- **EXERCISE DIRECTIONS**
Write out every line of the records below verbatim, leaving nothing altered or omitted.
□ □ □ □ □ □ □
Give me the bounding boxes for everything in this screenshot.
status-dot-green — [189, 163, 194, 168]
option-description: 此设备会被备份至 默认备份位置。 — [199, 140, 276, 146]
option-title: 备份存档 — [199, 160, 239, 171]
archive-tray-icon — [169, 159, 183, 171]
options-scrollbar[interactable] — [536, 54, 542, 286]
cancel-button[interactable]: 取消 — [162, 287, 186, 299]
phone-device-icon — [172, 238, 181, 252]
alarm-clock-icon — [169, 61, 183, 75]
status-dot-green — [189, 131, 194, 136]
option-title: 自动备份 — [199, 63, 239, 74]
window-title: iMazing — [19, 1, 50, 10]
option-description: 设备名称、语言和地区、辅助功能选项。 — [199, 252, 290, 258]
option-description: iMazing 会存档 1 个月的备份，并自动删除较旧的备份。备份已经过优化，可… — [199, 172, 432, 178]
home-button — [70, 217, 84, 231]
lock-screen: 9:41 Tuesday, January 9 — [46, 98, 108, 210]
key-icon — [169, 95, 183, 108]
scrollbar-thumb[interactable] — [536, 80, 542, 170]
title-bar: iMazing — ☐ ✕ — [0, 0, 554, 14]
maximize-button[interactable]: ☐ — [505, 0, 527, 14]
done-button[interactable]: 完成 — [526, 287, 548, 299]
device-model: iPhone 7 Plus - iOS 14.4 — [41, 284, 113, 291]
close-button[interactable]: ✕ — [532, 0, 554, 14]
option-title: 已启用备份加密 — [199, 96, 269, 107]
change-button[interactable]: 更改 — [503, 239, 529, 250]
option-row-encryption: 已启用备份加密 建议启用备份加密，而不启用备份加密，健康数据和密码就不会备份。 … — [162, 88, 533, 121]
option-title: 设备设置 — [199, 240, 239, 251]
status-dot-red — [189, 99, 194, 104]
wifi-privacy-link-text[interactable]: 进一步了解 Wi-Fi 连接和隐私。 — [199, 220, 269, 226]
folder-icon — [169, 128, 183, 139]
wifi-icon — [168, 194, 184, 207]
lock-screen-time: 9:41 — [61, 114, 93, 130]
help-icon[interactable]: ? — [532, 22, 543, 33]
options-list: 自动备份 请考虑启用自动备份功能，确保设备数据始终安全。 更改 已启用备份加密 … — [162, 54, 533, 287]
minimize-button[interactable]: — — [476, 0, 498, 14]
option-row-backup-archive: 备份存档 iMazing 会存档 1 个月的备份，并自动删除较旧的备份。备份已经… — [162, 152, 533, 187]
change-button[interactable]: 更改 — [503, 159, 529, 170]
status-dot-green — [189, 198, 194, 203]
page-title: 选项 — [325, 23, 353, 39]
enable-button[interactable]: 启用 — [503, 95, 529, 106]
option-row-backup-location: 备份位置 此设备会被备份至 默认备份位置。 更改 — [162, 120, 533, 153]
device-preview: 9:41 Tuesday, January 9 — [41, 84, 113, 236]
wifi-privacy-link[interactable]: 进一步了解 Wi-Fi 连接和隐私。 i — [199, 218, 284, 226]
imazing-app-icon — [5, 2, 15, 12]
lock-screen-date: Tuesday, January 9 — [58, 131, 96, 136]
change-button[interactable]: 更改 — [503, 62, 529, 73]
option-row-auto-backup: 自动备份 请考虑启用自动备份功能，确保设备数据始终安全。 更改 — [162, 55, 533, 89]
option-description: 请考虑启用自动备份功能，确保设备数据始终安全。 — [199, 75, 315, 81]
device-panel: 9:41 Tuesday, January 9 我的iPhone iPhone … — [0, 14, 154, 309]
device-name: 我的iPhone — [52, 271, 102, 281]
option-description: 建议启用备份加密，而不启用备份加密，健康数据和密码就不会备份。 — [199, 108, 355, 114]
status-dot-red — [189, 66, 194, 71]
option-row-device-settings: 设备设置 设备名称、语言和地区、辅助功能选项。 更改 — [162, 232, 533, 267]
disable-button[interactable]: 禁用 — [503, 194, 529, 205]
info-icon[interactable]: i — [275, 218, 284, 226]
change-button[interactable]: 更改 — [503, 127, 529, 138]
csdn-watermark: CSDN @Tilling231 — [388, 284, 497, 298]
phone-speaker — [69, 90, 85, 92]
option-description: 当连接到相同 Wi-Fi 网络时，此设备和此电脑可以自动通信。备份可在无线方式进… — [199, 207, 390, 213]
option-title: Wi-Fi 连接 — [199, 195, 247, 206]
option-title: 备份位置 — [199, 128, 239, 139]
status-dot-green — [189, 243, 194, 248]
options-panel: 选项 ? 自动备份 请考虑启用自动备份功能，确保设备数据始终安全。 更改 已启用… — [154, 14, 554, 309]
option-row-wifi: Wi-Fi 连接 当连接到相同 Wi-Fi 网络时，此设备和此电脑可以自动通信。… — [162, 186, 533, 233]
□ □ □ □ □ □ □
- **THE ANSWER**
Give me the bounding boxes for everything in this screenshot.
status-dot-green — [189, 163, 194, 168]
option-description: 此设备会被备份至 默认备份位置。 — [199, 140, 276, 146]
option-title: 备份存档 — [199, 160, 239, 171]
archive-tray-icon — [169, 159, 183, 171]
options-scrollbar[interactable] — [536, 54, 542, 286]
cancel-button[interactable]: 取消 — [162, 287, 186, 299]
phone-device-icon — [172, 238, 181, 252]
alarm-clock-icon — [169, 61, 183, 75]
status-dot-green — [189, 131, 194, 136]
option-title: 自动备份 — [199, 63, 239, 74]
window-title: iMazing — [19, 1, 50, 10]
option-description: 设备名称、语言和地区、辅助功能选项。 — [199, 252, 290, 258]
option-description: iMazing 会存档 1 个月的备份，并自动删除较旧的备份。备份已经过优化，可… — [199, 172, 432, 178]
home-button — [70, 217, 84, 231]
lock-screen: 9:41 Tuesday, January 9 — [46, 98, 108, 210]
key-icon — [169, 95, 183, 108]
scrollbar-thumb[interactable] — [536, 80, 542, 170]
title-bar: iMazing — ☐ ✕ — [0, 0, 554, 14]
maximize-button[interactable]: ☐ — [505, 0, 527, 14]
done-button[interactable]: 完成 — [526, 287, 548, 299]
device-model: iPhone 7 Plus - iOS 14.4 — [41, 284, 113, 291]
close-button[interactable]: ✕ — [532, 0, 554, 14]
option-title: 已启用备份加密 — [199, 96, 269, 107]
change-button[interactable]: 更改 — [503, 239, 529, 250]
option-row-encryption: 已启用备份加密 建议启用备份加密，而不启用备份加密，健康数据和密码就不会备份。 … — [162, 88, 533, 121]
option-title: 设备设置 — [199, 240, 239, 251]
status-dot-red — [189, 99, 194, 104]
wifi-privacy-link-text[interactable]: 进一步了解 Wi-Fi 连接和隐私。 — [199, 220, 269, 226]
folder-icon — [169, 128, 183, 139]
wifi-icon — [168, 194, 184, 207]
lock-screen-time: 9:41 — [61, 114, 93, 130]
help-icon[interactable]: ? — [532, 22, 543, 33]
options-list: 自动备份 请考虑启用自动备份功能，确保设备数据始终安全。 更改 已启用备份加密 … — [162, 54, 533, 287]
minimize-button[interactable]: — — [476, 0, 498, 14]
option-row-backup-archive: 备份存档 iMazing 会存档 1 个月的备份，并自动删除较旧的备份。备份已经… — [162, 152, 533, 187]
change-button[interactable]: 更改 — [503, 159, 529, 170]
status-dot-green — [189, 198, 194, 203]
page-title: 选项 — [325, 23, 353, 39]
enable-button[interactable]: 启用 — [503, 95, 529, 106]
option-row-backup-location: 备份位置 此设备会被备份至 默认备份位置。 更改 — [162, 120, 533, 153]
device-preview: 9:41 Tuesday, January 9 — [41, 84, 113, 236]
wifi-privacy-link[interactable]: 进一步了解 Wi-Fi 连接和隐私。 i — [199, 218, 284, 226]
imazing-app-icon — [5, 2, 15, 12]
lock-screen-date: Tuesday, January 9 — [58, 131, 96, 136]
change-button[interactable]: 更改 — [503, 62, 529, 73]
option-row-auto-backup: 自动备份 请考虑启用自动备份功能，确保设备数据始终安全。 更改 — [162, 55, 533, 89]
option-description: 请考虑启用自动备份功能，确保设备数据始终安全。 — [199, 75, 315, 81]
device-panel: 9:41 Tuesday, January 9 我的iPhone iPhone … — [0, 14, 154, 309]
device-name: 我的iPhone — [52, 271, 102, 281]
option-description: 建议启用备份加密，而不启用备份加密，健康数据和密码就不会备份。 — [199, 108, 355, 114]
status-dot-red — [189, 66, 194, 71]
option-row-device-settings: 设备设置 设备名称、语言和地区、辅助功能选项。 更改 — [162, 232, 533, 267]
disable-button[interactable]: 禁用 — [503, 194, 529, 205]
info-icon[interactable]: i — [275, 218, 284, 226]
change-button[interactable]: 更改 — [503, 127, 529, 138]
csdn-watermark: CSDN @Tilling231 — [388, 284, 497, 298]
phone-speaker — [69, 90, 85, 92]
option-description: 当连接到相同 Wi-Fi 网络时，此设备和此电脑可以自动通信。备份可在无线方式进… — [199, 207, 390, 213]
option-title: Wi-Fi 连接 — [199, 195, 247, 206]
option-title: 备份位置 — [199, 128, 239, 139]
status-dot-green — [189, 243, 194, 248]
options-panel: 选项 ? 自动备份 请考虑启用自动备份功能，确保设备数据始终安全。 更改 已启用… — [154, 14, 554, 309]
option-row-wifi: Wi-Fi 连接 当连接到相同 Wi-Fi 网络时，此设备和此电脑可以自动通信。… — [162, 186, 533, 233]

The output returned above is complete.